* _GIVEN EXERCISE_
Look through the lines below and extract any with the word "name".

· · · · ·

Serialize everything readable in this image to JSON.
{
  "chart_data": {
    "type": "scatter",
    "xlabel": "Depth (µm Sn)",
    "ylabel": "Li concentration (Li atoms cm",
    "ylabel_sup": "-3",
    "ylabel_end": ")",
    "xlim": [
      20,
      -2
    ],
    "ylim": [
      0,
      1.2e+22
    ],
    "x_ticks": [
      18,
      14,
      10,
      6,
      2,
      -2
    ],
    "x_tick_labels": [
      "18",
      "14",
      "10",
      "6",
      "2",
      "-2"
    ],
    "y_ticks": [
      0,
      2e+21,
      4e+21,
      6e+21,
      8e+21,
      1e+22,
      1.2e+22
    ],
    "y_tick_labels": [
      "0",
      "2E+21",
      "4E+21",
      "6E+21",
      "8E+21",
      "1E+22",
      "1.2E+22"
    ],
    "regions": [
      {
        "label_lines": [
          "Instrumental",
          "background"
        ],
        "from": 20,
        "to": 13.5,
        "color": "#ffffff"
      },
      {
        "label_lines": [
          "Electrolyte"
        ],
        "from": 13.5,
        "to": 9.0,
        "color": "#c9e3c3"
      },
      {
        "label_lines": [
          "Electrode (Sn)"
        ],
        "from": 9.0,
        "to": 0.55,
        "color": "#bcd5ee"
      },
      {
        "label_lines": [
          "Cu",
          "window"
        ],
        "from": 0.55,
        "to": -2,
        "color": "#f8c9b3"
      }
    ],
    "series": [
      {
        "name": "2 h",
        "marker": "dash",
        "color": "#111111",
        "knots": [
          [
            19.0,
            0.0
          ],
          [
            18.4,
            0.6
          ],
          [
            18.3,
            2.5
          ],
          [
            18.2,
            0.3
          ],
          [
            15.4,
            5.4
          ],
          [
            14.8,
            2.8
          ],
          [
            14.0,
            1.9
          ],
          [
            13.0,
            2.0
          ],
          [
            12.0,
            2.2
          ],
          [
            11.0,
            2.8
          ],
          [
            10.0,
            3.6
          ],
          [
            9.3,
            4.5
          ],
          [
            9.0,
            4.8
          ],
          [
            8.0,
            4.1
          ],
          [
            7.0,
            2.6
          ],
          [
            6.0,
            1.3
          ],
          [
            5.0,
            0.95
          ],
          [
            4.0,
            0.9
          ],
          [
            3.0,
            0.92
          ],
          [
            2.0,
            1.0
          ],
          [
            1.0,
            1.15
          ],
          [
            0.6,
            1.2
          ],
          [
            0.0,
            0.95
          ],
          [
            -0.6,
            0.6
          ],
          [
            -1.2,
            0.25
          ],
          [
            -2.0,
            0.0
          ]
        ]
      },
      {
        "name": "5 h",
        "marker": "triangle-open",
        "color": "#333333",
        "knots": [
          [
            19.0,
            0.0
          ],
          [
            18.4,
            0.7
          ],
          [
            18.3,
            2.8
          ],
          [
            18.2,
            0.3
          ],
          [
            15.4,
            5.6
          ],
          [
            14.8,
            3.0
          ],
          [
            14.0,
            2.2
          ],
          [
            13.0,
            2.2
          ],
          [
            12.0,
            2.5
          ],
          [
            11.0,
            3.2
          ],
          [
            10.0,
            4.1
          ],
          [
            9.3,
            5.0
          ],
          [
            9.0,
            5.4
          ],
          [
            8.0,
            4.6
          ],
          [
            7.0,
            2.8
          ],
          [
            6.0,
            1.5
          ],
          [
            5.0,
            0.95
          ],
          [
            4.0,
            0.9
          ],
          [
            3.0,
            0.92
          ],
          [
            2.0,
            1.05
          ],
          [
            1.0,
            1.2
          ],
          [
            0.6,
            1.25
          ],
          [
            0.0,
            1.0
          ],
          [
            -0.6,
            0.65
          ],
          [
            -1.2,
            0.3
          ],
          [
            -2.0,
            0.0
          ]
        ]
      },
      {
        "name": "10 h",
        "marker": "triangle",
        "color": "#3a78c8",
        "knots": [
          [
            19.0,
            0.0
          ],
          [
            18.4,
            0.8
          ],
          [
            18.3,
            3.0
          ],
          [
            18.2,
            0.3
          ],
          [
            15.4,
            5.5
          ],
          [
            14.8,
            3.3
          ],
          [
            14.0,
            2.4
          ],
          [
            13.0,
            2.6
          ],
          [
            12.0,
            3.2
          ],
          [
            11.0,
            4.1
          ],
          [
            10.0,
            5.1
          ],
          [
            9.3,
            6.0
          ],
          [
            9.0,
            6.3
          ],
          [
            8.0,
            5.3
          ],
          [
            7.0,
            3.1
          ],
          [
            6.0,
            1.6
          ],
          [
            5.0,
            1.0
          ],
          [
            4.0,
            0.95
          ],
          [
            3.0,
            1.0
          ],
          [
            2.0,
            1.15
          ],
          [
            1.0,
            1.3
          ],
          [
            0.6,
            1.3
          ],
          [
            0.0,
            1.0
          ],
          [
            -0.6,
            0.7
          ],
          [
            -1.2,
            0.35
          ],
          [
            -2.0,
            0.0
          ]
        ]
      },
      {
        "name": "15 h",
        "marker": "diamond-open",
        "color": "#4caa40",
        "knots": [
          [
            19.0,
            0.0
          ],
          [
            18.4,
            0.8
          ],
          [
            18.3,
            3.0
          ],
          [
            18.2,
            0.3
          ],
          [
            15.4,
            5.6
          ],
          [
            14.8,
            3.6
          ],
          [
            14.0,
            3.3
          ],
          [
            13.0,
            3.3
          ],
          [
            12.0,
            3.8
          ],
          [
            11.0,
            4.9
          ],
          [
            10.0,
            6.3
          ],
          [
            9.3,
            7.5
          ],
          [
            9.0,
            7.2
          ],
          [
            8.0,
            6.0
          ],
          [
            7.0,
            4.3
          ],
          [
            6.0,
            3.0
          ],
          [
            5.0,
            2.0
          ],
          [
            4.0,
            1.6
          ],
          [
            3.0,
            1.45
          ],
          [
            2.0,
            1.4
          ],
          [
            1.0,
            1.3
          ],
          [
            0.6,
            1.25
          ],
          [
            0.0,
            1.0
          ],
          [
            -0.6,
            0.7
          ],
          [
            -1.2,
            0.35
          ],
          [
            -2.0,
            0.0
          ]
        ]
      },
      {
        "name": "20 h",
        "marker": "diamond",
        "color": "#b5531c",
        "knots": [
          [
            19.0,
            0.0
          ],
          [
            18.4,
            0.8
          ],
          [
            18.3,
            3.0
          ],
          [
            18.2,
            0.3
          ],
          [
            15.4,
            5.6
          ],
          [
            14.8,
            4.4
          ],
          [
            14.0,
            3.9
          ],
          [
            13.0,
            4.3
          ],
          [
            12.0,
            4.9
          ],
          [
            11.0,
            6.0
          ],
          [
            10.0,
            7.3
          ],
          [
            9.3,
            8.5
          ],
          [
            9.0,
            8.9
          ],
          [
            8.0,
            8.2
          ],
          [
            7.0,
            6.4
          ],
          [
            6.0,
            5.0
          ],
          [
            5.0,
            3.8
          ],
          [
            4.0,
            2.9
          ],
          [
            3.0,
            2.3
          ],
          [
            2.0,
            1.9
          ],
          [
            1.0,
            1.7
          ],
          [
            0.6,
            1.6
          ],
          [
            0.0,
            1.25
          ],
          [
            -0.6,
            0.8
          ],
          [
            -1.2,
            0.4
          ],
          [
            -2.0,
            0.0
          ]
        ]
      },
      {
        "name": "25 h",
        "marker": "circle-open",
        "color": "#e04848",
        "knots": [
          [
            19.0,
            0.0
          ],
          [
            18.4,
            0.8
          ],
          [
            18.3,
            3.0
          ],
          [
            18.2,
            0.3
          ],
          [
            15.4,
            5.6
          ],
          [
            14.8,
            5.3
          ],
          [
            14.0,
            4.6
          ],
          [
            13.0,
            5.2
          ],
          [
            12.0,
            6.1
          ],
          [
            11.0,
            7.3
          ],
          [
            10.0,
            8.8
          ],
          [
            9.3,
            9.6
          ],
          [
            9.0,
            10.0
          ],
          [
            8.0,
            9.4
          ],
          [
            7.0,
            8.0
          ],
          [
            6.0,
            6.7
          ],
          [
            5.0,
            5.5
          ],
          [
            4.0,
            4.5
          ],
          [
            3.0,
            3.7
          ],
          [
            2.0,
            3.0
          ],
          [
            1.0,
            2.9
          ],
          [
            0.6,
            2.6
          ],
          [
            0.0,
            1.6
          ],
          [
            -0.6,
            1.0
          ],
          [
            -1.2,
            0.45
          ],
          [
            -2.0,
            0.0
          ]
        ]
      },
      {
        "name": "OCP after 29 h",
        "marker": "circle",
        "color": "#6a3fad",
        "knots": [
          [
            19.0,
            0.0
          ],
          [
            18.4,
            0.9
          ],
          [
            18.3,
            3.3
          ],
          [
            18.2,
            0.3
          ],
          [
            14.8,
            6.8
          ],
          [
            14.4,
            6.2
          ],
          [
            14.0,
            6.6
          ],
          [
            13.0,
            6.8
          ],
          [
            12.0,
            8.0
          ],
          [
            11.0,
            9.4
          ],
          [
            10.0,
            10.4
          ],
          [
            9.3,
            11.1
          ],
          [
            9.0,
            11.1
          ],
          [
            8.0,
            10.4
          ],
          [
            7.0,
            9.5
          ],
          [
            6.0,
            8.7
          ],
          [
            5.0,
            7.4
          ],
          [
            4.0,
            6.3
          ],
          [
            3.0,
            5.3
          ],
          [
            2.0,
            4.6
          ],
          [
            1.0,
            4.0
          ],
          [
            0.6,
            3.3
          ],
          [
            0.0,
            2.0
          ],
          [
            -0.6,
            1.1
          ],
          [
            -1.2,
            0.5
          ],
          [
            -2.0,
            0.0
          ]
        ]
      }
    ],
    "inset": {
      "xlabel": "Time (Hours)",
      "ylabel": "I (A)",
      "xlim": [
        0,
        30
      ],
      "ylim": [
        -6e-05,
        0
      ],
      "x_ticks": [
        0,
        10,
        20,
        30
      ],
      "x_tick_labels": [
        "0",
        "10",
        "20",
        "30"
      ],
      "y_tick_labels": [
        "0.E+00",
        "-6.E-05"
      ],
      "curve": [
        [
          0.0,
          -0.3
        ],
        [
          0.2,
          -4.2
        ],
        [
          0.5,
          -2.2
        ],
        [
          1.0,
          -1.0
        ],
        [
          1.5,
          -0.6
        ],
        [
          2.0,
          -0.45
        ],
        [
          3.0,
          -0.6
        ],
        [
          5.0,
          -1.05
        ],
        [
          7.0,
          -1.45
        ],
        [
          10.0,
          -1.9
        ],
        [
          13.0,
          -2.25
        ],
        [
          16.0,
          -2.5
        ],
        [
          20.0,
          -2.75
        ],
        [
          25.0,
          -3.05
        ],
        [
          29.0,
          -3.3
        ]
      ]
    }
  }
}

· · · · ·

* _TASK ANSWER_
        "name": "2 h",
        "name": "5 h",
        "name": "10 h",
        "name": "15 h",
        "name": "20 h",
        "name": "25 h",
        "name": "OCP after 29 h",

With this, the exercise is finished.